<<<<

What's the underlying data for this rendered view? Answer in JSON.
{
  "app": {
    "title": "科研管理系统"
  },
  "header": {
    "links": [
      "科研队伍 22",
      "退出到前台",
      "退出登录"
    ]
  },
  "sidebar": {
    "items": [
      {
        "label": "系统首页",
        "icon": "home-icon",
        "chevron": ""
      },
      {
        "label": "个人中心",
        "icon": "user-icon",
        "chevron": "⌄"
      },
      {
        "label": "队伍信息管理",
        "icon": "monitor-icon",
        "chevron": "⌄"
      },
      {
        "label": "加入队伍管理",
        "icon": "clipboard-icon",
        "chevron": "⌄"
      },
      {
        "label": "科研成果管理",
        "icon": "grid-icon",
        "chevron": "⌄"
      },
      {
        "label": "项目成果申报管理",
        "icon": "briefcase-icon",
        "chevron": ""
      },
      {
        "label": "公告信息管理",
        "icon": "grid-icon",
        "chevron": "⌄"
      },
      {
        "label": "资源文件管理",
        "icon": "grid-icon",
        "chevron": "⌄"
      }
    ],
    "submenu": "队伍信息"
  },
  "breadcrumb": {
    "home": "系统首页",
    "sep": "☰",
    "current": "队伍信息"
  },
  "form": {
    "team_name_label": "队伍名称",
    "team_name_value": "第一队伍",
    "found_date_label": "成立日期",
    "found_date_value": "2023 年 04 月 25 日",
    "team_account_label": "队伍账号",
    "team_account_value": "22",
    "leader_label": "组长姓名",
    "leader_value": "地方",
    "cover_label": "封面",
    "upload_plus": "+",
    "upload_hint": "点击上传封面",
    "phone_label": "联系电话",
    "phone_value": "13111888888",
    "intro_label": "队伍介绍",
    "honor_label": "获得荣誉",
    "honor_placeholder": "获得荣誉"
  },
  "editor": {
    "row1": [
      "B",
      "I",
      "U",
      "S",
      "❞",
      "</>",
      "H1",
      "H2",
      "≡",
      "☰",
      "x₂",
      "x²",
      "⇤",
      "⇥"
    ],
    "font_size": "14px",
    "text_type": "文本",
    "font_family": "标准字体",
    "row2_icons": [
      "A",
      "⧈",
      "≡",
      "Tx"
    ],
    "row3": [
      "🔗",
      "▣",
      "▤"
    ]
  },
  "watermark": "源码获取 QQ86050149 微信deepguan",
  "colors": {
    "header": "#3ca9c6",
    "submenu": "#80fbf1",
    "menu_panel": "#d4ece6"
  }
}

>>>>

## WHAT IS EXPECTED
Print the records above exactly as they appear.

## TASK RESPONSE
What's the underlying data for this rendered view? Answer in JSON.
{
  "app": {
    "title": "科研管理系统"
  },
  "header": {
    "links": [
      "科研队伍 22",
      "退出到前台",
      "退出登录"
    ]
  },
  "sidebar": {
    "items": [
      {
        "label": "系统首页",
        "icon": "home-icon",
        "chevron": ""
      },
      {
        "label": "个人中心",
        "icon": "user-icon",
        "chevron": "⌄"
      },
      {
        "label": "队伍信息管理",
        "icon": "monitor-icon",
        "chevron": "⌄"
      },
      {
        "label": "加入队伍管理",
        "icon": "clipboard-icon",
        "chevron": "⌄"
      },
      {
        "label": "科研成果管理",
        "icon": "grid-icon",
        "chevron": "⌄"
      },
      {
        "label": "项目成果申报管理",
        "icon": "briefcase-icon",
        "chevron": ""
      },
      {
        "label": "公告信息管理",
        "icon": "grid-icon",
        "chevron": "⌄"
      },
      {
        "label": "资源文件管理",
        "icon": "grid-icon",
        "chevron": "⌄"
      }
    ],
    "submenu": "队伍信息"
  },
  "breadcrumb": {
    "home": "系统首页",
    "sep": "☰",
    "current": "队伍信息"
  },
  "form": {
    "team_name_label": "队伍名称",
    "team_name_value": "第一队伍",
    "found_date_label": "成立日期",
    "found_date_value": "2023 年 04 月 25 日",
    "team_account_label": "队伍账号",
    "team_account_value": "22",
    "leader_label": "组长姓名",
    "leader_value": "地方",
    "cover_label": "封面",
    "upload_plus": "+",
    "upload_hint": "点击上传封面",
    "phone_label": "联系电话",
    "phone_value": "13111888888",
    "intro_label": "队伍介绍",
    "honor_label": "获得荣誉",
    "honor_placeholder": "获得荣誉"
  },
  "editor": {
    "row1": [
      "B",
      "I",
      "U",
      "S",
      "❞",
      "</>",
      "H1",
      "H2",
      "≡",
      "☰",
      "x₂",
      "x²",
      "⇤",
      "⇥"
    ],
    "font_size": "14px",
    "text_type": "文本",
    "font_family": "标准字体",
    "row2_icons": [
      "A",
      "⧈",
      "≡",
      "Tx"
    ],
    "row3": [
      "🔗",
      "▣",
      "▤"
    ]
  },
  "watermark": "源码获取 QQ86050149 微信deepguan",
  "colors": {
    "header": "#3ca9c6",
    "submenu": "#80fbf1",
    "menu_panel": "#d4ece6"
  }
}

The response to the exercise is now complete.